— DOCUMENT SECTION —

-- start --

Game Security: Is Your Memory Okay?

@codewiz · December 19, 2013 · 11 min read

640K ought to be enough for anybody.

– Bill Gates

It seems there was a time when Bill Gates, a pioneering computer engineer who amassed the greatest wealth one could with computers, thought 640K of memory should be enough to run every program in the world. Whether he actually made this statement is uncertain, but what's clear is that a considerable amount of time has passed since that mindset was common. In that time, CPUs have evolved, operating systems have changed, and so have programs. Nowadays, if there's a program that runs only on 640K, it would be more surprising than not.

Modern programs use an unimaginable amount of memory, and games are perhaps the prime example. Games remain among the applications that require the most memory and CPU resources. Game security software needs to run concurrently with these resource-intensive programs, therefore, there are various constraints involved, with memory being one of them. In one case, a game could not implement a large content patch due to the memory usage of its security solution, so they switched to our product. The issue was simply the security product consuming too much memory. Regardless, it's undeniable that cohabitation is not easy for resource-intensive games and security solutions that must use memory to function.

CPU issues have often been raised, but memory issues have not been highlighted as much, leading us to believe that all was well with memory usage. However, a hot new game that requires more memory than previous titles proved that assumption wrong. We had to forego some key features while working on making memory usage more efficient to accommodate this popular game, and the process was honestly more interesting than I expected, prompting me to share a bit about it here.

#0

The initial issue that was raised was memory fragmentation. In reality, we don't use an inordinate amount of memory, so if fragmentation was truly the issue, there could only be one culprit: ASLR (Address Space Layout Randomization). We have mentioned in previous posts that we use ASLR to make code analysis difficult by dispersing code throughout memory. However, this could be problematic if large contiguous memory spaces are required. We turned off this option, and the game worked fine. It appeared the problem had been solved, but I thought, "At some later date, I will have to develop an ASLR algorithm that minimizes the impact on fragmentation..."

#1

But the issue that seemed to have disappeared had just been delayed. Over time, as the game continued to be played, the fragmentation problem persisted. Even with ASLR turned off, memory allocation and release cycles could still contribute to fragmentation.

A large-scale construction project started with the determination not to influence even a speck of the game's memory fragmentation. We developed a memory pool and restructured all the chunk memory allocations to operate from that pool. The rationale was this: even if allocation and release cycles continued, they would occur within this predetermined pool, thereby minimizing the impact on the game and avoiding in-game memory fragmentation.

Disabling ASLR and concentrating allocations in a specific area by using a memory pool actually has nothing to do with the security aspects I mentioned in previous posts. However, in the real world, functionality rightly takes precedence over security. After all, if the game cannot be played, what's the point of worrying about catching cheaters?

-- end --

— GIVEN TASK 1 —
Answer these from the game security post:
(a) What does ASLR stand for?
(b) In the one case described, what could a game not implement because of its security solution's memory usage?
(c) What did the team build so that chunk memory allocations would run from it?
— GIVEN TASK 2 —
Copy the game security post between "It seems there" and "surprising than not.", inclusive, substituting "processors" for "CPUs".
— GIVEN TASK 3 —
Carry the game security post on from its last sentence.
The data that comes next has nothing to do with the game security post.

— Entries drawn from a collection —
-- start --

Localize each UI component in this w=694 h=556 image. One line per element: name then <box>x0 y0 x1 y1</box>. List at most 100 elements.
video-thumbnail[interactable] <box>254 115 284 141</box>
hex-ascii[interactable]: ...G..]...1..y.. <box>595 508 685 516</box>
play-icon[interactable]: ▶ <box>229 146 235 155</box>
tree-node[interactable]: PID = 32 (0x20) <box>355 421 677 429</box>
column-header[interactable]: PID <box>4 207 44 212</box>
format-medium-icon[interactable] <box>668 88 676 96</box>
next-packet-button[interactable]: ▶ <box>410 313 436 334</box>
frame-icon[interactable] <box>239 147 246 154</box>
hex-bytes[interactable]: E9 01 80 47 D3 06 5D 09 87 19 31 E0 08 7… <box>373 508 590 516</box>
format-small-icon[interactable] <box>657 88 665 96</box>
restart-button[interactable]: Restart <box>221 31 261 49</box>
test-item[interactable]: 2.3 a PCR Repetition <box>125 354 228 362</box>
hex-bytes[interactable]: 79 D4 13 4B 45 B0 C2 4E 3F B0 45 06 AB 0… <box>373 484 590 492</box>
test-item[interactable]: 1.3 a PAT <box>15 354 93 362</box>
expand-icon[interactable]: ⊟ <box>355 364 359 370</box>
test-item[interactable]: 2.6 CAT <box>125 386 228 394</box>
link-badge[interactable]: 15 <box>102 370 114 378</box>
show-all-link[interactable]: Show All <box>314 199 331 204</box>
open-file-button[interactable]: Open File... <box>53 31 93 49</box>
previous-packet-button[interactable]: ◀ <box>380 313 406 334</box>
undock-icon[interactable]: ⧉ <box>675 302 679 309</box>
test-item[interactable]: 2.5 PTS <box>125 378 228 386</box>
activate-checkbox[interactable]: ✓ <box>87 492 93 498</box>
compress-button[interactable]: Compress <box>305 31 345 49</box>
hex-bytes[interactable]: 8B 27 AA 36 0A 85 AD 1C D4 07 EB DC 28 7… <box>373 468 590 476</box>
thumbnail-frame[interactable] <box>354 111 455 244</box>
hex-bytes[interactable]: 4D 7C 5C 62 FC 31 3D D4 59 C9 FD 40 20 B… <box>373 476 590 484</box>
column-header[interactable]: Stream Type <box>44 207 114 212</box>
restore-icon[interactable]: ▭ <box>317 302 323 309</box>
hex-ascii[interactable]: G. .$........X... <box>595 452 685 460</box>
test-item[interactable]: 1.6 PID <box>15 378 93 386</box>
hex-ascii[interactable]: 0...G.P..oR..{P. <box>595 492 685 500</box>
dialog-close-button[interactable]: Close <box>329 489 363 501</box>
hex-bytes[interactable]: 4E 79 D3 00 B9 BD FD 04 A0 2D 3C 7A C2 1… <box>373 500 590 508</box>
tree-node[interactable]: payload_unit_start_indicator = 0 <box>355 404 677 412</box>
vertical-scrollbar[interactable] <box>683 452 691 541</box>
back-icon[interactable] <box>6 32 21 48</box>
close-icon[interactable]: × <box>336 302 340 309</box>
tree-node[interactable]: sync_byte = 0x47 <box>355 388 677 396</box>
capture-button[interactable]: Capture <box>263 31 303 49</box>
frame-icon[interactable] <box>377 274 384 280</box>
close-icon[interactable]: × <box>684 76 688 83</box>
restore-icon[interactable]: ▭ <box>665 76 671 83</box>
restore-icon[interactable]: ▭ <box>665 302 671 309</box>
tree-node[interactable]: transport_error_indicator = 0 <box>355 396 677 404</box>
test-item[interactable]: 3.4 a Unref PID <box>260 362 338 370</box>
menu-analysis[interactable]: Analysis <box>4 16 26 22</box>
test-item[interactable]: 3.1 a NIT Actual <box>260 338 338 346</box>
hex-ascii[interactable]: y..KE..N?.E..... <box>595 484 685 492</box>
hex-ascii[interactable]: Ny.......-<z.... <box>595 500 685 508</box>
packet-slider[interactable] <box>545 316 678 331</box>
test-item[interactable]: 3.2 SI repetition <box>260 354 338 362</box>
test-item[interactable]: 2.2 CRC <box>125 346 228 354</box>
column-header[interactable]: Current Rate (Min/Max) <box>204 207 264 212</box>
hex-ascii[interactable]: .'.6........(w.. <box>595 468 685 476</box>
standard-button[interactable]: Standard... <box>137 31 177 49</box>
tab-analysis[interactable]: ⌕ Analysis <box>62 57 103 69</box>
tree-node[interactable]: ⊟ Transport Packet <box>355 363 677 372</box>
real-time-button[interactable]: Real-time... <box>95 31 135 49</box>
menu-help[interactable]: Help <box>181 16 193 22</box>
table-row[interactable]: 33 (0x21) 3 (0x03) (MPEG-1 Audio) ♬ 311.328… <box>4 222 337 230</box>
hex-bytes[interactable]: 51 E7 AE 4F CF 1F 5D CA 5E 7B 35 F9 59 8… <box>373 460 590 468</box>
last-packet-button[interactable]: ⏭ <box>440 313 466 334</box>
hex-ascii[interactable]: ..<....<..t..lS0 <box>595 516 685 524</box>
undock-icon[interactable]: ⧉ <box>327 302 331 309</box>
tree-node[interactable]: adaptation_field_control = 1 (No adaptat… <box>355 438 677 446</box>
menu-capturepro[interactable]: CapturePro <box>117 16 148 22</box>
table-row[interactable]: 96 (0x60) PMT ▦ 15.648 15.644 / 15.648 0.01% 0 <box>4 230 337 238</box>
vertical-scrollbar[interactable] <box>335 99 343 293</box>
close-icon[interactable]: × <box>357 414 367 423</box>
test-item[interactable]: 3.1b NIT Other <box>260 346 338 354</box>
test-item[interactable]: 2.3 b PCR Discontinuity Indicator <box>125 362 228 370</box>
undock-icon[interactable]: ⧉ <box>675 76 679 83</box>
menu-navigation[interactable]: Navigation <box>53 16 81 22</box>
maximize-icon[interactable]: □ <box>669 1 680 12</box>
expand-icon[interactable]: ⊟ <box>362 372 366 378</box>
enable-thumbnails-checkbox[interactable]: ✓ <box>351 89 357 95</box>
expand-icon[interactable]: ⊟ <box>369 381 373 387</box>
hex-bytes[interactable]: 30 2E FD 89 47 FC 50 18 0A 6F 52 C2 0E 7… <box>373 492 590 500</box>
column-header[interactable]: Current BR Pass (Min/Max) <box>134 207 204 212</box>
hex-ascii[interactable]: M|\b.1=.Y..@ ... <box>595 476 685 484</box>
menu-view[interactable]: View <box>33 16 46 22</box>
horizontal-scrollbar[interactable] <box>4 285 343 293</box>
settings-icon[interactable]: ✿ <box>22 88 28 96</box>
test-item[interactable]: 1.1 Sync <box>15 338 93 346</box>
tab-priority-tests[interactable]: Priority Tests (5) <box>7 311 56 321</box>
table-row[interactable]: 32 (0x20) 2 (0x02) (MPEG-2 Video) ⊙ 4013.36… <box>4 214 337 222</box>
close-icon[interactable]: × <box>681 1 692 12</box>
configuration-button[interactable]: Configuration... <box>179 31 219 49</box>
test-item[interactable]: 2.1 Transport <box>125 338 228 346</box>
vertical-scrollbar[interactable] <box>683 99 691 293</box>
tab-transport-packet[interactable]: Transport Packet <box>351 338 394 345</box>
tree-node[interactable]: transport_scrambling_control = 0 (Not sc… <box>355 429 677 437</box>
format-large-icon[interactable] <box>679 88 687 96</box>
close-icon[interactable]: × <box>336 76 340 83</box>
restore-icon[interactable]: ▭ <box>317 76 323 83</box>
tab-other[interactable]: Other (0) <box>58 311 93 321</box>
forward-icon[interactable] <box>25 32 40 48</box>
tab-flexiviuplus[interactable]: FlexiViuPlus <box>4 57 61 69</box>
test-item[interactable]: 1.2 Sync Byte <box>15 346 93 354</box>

-- end --

— EXERCISE RESULT 1 —
(a) Address Space Layout Randomization
(b) A large content patch
(c) A memory pool

— EXERCISE RESULT 2 —
It seems there was a time when Bill Gates, a pioneering computer engineer who amassed the greatest wealth one could with computers, thought 640K of memory should be enough to run every program in the world. Whether he actually made this statement is uncertain, but what's clear is that a considerable amount of time has passed since that mindset was common. In that time, processors have evolved, operating systems have changed, and so have programs. Nowadays, if there's a program that runs only on 640K, it would be more surprising than not.

— EXERCISE RESULT 3 —
The "massive" construction project wasn't as extensive as I initially thought; there weren't that many places using chunk memory. When the pool project was wrapping up, I boldly allocated a pool size of 100 megabytes. We had two pools, so effectively, we were starting the game with an initial memory space footprint of 200 megabytes. Although we never use that much memory, I didn't want to risk affecting game fragmentation, so I went with a generous size. At that point, I thought fragmention was the problem, so it seemed like a wise decision.

#2

But this "massive" reconstruction was still insufficient for satisfying the requirements of the new hot game we were working with. It was at this point I was able to speak with the game programmers and learned that the real issue wasn't fragmentation; the game was running on a tight memory budget, almost maxing out at 2 GB. They mentioned that if a third-party program used too much space, problems would arise, and it'd be ideal if the program could operate within a 64 MB margin. Essentially, the problem was not just fragmentation but also an overall shortage of memory space.

In an age where memory is so cheap, it may seem odd to fret about memory capacity, especially when even phones come with more than 2 GB of memory. However, we are not talking about physical memory limitations here but rather address space limitations. Address space is the amount of memory a program can use at one time. Just because you have 16 GB doesn't mean you can use all of it at once. This becomes possible with a 64-bit CPU, 64-bit operating system, and 64-bit application, but many games are not ready for that environment yet. Hence, we are constrained by 32-bit applications. In a typical Windows environment, the address space available to 32-bit applications is limited to 2 GB.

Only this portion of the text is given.